Scan the data below for the string "label". Show every line where it turns up.

────────────────────────────────────────

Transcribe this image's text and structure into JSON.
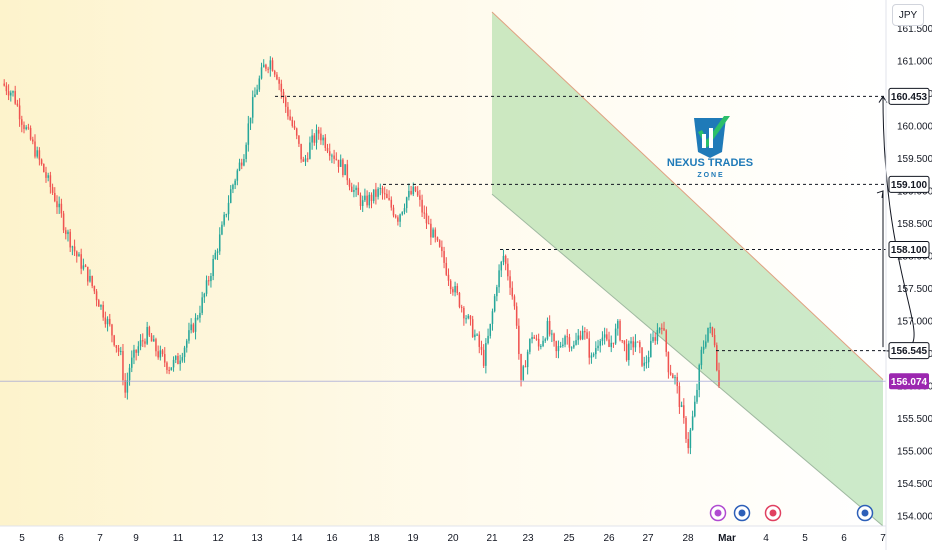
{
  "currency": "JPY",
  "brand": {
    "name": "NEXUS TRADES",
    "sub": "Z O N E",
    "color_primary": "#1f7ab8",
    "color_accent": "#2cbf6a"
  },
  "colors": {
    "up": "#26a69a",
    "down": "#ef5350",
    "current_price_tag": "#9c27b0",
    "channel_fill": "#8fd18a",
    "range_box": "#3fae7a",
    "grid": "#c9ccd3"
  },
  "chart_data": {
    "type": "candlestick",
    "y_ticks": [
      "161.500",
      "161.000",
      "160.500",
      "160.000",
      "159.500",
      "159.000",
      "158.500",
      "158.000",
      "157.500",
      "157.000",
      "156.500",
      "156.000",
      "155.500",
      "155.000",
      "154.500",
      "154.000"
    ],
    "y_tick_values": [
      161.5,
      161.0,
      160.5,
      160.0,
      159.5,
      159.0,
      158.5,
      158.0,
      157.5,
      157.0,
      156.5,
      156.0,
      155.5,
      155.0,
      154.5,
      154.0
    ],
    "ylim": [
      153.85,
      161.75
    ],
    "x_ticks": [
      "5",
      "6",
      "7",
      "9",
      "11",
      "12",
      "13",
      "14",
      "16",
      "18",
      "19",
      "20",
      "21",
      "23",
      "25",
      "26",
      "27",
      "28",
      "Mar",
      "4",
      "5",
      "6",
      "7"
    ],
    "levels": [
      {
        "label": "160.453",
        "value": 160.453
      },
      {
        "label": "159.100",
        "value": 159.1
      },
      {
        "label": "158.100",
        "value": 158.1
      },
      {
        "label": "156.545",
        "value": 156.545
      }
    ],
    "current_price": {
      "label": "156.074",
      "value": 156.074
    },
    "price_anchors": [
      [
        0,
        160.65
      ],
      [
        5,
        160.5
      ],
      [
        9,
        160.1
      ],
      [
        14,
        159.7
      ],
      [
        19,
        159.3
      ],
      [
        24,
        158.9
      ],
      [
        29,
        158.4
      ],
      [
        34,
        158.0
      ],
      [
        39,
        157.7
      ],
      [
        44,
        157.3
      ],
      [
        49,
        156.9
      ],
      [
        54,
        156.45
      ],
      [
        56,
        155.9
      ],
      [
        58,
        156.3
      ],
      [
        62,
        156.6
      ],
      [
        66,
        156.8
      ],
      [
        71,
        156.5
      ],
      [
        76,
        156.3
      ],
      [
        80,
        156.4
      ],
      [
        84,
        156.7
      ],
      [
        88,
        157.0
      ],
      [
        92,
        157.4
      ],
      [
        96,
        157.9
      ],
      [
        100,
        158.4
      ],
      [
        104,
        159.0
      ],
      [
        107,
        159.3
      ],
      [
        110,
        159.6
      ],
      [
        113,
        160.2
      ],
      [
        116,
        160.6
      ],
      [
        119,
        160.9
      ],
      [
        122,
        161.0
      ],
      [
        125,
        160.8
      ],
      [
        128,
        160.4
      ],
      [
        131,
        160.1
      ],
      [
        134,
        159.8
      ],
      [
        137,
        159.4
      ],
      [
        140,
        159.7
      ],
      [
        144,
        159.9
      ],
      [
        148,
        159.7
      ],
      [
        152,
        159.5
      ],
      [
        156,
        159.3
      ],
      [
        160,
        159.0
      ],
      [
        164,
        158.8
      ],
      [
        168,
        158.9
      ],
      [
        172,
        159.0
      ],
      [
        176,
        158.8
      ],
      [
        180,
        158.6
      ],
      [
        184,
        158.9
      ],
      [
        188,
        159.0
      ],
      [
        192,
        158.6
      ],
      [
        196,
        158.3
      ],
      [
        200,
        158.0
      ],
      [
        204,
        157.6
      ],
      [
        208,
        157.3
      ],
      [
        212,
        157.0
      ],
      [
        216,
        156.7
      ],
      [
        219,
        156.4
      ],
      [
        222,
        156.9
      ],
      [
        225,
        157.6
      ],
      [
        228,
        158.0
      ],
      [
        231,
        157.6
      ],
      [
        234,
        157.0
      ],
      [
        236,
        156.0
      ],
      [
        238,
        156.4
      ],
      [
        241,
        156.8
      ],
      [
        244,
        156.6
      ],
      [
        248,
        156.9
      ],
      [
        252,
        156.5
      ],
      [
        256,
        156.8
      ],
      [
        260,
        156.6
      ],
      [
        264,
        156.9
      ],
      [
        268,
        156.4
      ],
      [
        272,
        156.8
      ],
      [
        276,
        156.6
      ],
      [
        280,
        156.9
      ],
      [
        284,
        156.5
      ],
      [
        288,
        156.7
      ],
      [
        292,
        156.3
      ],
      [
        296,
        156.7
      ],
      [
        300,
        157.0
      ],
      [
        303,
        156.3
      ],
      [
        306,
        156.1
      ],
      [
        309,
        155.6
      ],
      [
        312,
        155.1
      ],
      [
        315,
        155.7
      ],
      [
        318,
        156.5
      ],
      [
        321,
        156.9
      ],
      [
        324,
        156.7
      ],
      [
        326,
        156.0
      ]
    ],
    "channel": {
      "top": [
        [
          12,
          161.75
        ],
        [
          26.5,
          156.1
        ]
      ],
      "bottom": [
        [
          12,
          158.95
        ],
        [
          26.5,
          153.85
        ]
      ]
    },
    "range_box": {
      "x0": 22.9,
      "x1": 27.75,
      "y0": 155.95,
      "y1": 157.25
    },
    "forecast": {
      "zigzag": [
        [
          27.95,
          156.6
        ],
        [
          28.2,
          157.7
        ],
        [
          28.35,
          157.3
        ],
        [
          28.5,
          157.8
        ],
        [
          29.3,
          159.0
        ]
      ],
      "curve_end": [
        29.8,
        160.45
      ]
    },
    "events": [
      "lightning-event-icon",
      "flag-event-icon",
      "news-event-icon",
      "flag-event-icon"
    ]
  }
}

────────────────────────────────────────

COMPLETED TASK:
        "label": "160.453",
        "label": "159.100",
        "label": "158.100",
        "label": "156.545",
      "label": "156.074",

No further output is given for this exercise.